Search the listing below for the word "showed" and copy each line that holds it.

▸ Recorded data
========

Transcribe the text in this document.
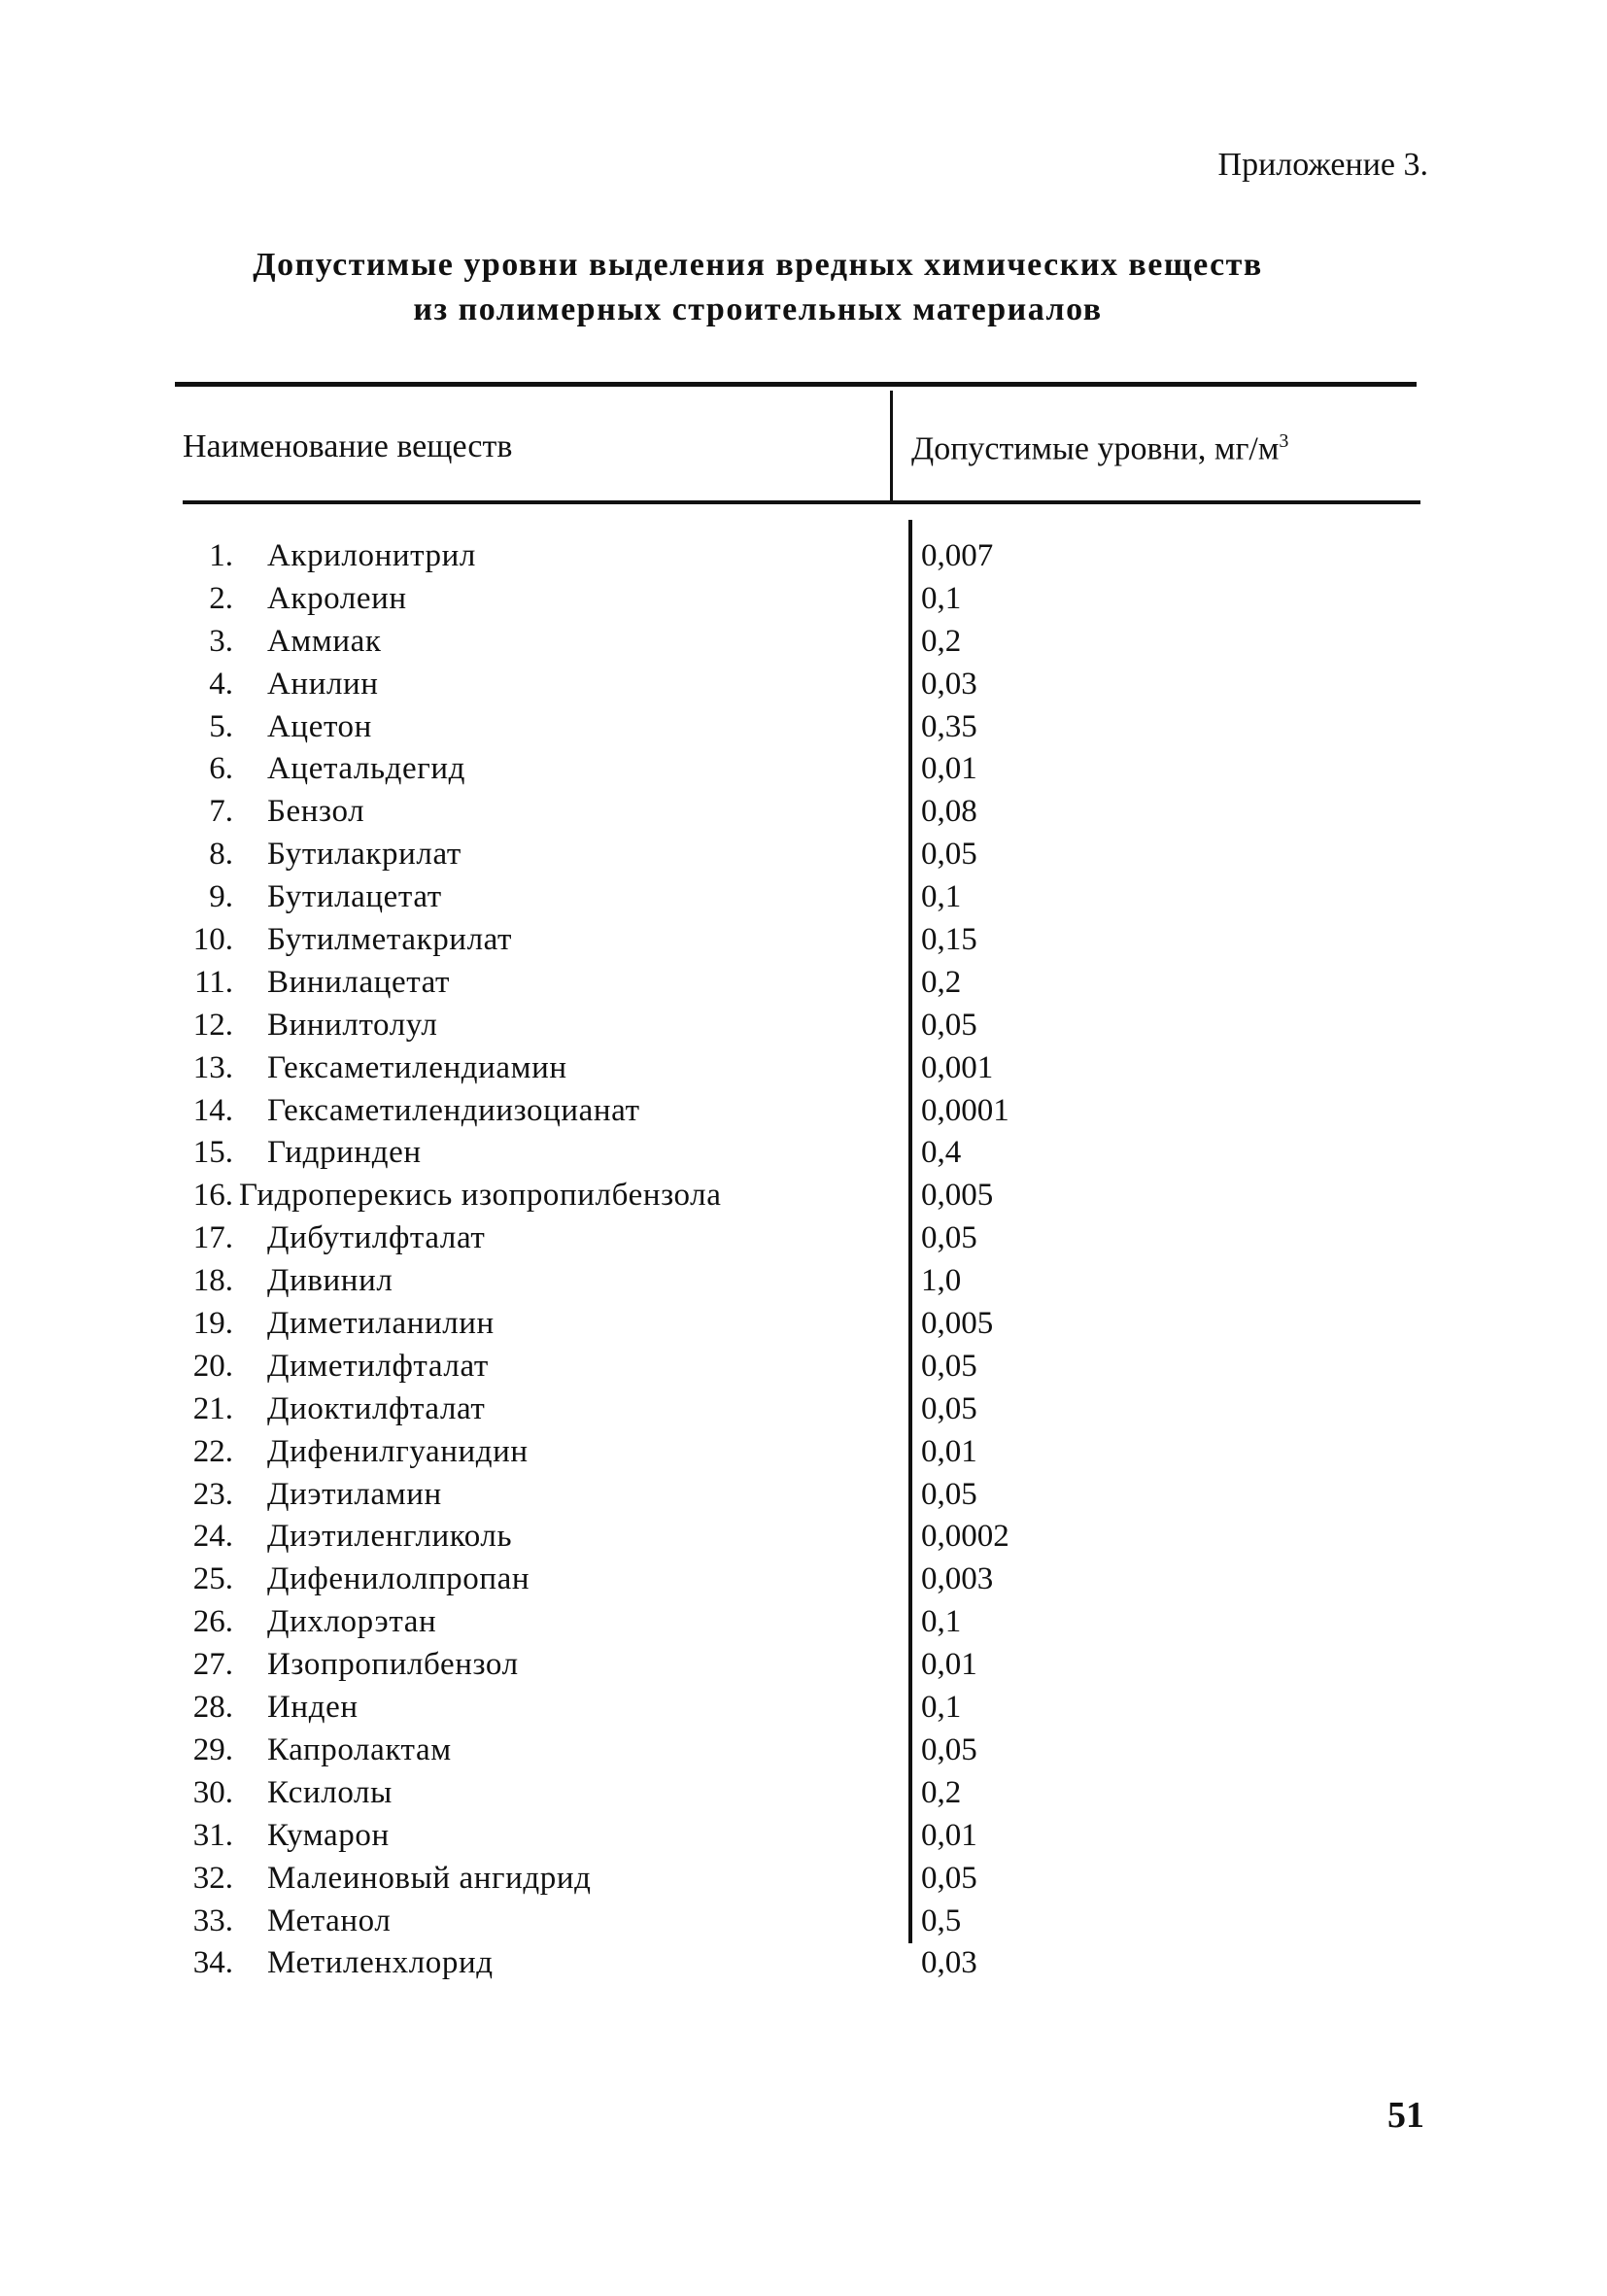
Приложение 3.
Допустимые уровни выделения вредных химических веществ
из полимерных строительных материалов
Наименование веществ	Допустимые уровни, $мг/м^3$
1. Акрилонитрил	0,007
2. Акролеин	0,1
3. Аммиак	0,2
4. Анилин	0,03
5. Ацетон	0,35
6. Ацетальдегид	0,01
7. Бензол	0,08
8. Бутилакрилат	0,05
9. Бутилацетат	0,1
10. Бутилметакрилат	0,15
11. Винилацетат	0,2
12. Винилтолул	0,05
13. Гексаметилендиамин	0,001
14. Гексаметилендиизоцианат	0,0001
15. Гидринден	0,4
16. Гидроперекись изопропилбензола	0,005
17. Дибутилфталат	0,05
18. Дивинил	1,0
19. Диметиланилин	0,005
20. Диметилфталат	0,05
21. Диоктилфталат	0,05
22. Дифенилгуанидин	0,01
23. Диэтиламин	0,05
24. Диэтиленгликоль	0,0002
25. Дифенилолпропан	0,003
26. Дихлорэтан	0,1
27. Изопропилбензол	0,01
28. Инден	0,1
29. Капролактам	0,05
30. Ксилолы	0,2
31. Кумарон	0,01
32. Малеиновый ангидрид	0,05
33. Метанол	0,5
34. Метиленхлорид	0,03
51
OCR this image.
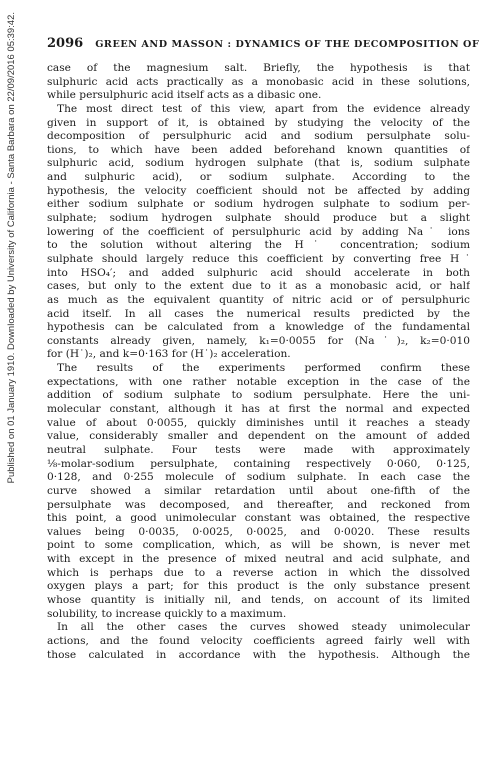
Published on 01 January 1910. Downloaded by University of California - Santa Barbara on 22/09/2016 05:39:42. 2096 GREEN AND MASSON : DYNAMICS OF THE DECOMPOSITION OF
case of the magnesium salt. Briefly, the hypothesis is that
sulphuric acid acts practically as a monobasic acid in these solutions,
while persulphuric acid itself acts as a dibasic one.
The most direct test of this view, apart from the evidence already
given in support of it, is obtained by studying the velocity of the
decomposition of persulphuric acid and sodium persulphate solu-
tions, to which have been added beforehand known quantities of
sulphuric acid, sodium hydrogen sulphate (that is, sodium sulphate
and sulphuric acid), or sodium sulphate. According to the
hypothesis, the velocity coefficient should not be affected by adding
either sodium sulphate or sodium hydrogen sulphate to sodium per-
sulphate; sodium hydrogen sulphate should produce but a slight
lowering of the coefficient of persulphuric acid by adding Na˙ ions
to the solution without altering the H˙ concentration; sodium
sulphate should largely reduce this coefficient by converting free H˙
into HSO₄′; and added sulphuric acid should accelerate in both
cases, but only to the extent due to it as a monobasic acid, or half
as much as the equivalent quantity of nitric acid or of persulphuric
acid itself. In all cases the numerical results predicted by the
hypothesis can be calculated from a knowledge of the fundamental
constants already given, namely, k₁=0·0055 for (Na˙)₂, k₂=0·010
for (H˙)₂, and k=0·163 for (H˙)₂ acceleration.
The results of the experiments performed confirm these
expectations, with one rather notable exception in the case of the
addition of sodium sulphate to sodium persulphate. Here the uni-
molecular constant, although it has at first the normal and expected
value of about 0·0055, quickly diminishes until it reaches a steady
value, considerably smaller and dependent on the amount of added
neutral sulphate. Four tests were made with approximately
⅛-molar-sodium persulphate, containing respectively 0·060, 0·125,
0·128, and 0·255 molecule of sodium sulphate. In each case the
curve showed a similar retardation until about one-fifth of the
persulphate was decomposed, and thereafter, and reckoned from
this point, a good unimolecular constant was obtained, the respective
values being 0·0035, 0·0025, 0·0025, and 0·0020. These results
point to some complication, which, as will be shown, is never met
with except in the presence of mixed neutral and acid sulphate, and
which is perhaps due to a reverse action in which the dissolved
oxygen plays a part; for this product is the only substance present
whose quantity is initially nil, and tends, on account of its limited
solubility, to increase quickly to a maximum.
In all the other cases the curves showed steady unimolecular
actions, and the found velocity coefficients agreed fairly well with
those calculated in accordance with the hypothesis. Although the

========

▸ Written solution
curve showed a similar retardation until about one-fifth of the
In all the other cases the curves showed steady unimolecular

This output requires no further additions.